▸ EXTRACTED RECORDS
..............................
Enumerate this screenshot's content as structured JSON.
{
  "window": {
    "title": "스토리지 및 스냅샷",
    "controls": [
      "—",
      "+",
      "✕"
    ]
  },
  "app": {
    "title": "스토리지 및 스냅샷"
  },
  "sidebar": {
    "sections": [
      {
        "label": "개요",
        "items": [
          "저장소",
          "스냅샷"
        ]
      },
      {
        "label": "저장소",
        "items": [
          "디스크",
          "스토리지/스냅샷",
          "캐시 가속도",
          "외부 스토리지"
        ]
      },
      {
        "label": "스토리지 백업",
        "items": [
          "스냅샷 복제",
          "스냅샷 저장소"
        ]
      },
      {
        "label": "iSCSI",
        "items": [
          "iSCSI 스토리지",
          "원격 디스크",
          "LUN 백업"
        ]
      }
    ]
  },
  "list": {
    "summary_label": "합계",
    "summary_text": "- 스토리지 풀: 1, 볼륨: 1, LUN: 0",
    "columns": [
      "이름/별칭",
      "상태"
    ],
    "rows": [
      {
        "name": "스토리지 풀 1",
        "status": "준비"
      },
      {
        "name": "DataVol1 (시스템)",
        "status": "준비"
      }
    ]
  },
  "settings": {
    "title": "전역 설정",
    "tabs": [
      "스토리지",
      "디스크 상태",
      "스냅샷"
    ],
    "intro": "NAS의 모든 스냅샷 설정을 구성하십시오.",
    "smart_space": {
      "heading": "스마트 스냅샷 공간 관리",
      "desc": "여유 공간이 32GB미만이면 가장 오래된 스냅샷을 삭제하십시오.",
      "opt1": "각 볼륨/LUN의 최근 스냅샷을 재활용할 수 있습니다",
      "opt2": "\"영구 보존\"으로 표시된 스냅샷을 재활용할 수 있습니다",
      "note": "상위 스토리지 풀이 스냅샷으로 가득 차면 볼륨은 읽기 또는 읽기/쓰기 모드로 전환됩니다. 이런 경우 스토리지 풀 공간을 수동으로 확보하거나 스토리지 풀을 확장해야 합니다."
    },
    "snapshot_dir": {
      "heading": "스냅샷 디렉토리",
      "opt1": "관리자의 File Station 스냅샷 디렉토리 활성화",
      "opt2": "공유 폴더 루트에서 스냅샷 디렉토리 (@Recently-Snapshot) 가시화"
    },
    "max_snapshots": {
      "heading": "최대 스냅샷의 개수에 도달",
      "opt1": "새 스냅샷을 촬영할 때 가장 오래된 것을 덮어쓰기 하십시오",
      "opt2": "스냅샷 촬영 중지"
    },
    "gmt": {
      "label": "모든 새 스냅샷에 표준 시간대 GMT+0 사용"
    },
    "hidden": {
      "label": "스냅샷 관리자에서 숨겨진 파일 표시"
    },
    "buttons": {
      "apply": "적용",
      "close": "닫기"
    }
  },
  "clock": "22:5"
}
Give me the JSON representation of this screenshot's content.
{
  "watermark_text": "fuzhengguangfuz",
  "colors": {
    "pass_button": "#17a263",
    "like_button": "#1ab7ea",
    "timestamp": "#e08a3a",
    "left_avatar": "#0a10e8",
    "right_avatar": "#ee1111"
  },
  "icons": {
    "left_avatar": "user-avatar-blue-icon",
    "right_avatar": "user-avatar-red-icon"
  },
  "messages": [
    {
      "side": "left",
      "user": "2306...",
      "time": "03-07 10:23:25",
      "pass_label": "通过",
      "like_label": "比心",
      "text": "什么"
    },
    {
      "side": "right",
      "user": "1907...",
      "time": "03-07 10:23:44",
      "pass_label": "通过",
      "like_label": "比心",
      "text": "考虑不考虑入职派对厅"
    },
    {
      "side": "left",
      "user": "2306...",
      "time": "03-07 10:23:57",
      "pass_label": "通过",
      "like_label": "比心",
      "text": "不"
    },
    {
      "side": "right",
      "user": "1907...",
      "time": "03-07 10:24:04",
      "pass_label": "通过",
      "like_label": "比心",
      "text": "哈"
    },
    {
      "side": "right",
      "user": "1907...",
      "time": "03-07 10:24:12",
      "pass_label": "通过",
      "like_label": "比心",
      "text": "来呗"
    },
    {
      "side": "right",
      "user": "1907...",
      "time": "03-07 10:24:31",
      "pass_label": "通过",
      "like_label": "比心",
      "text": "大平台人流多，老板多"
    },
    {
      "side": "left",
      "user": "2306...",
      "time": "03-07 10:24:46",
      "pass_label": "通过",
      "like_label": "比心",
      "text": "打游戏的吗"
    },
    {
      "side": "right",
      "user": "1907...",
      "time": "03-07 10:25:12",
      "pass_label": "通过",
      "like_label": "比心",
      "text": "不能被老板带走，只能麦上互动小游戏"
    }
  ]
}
..............................
▸ WHAT YOU SHOULD DO
Pull out the lines above in which the word "title" appears.

▸ EXPECTED ANSWER
    "title": "스토리지 및 스냅샷",
    "title": "스토리지 및 스냅샷"
    "title": "전역 설정",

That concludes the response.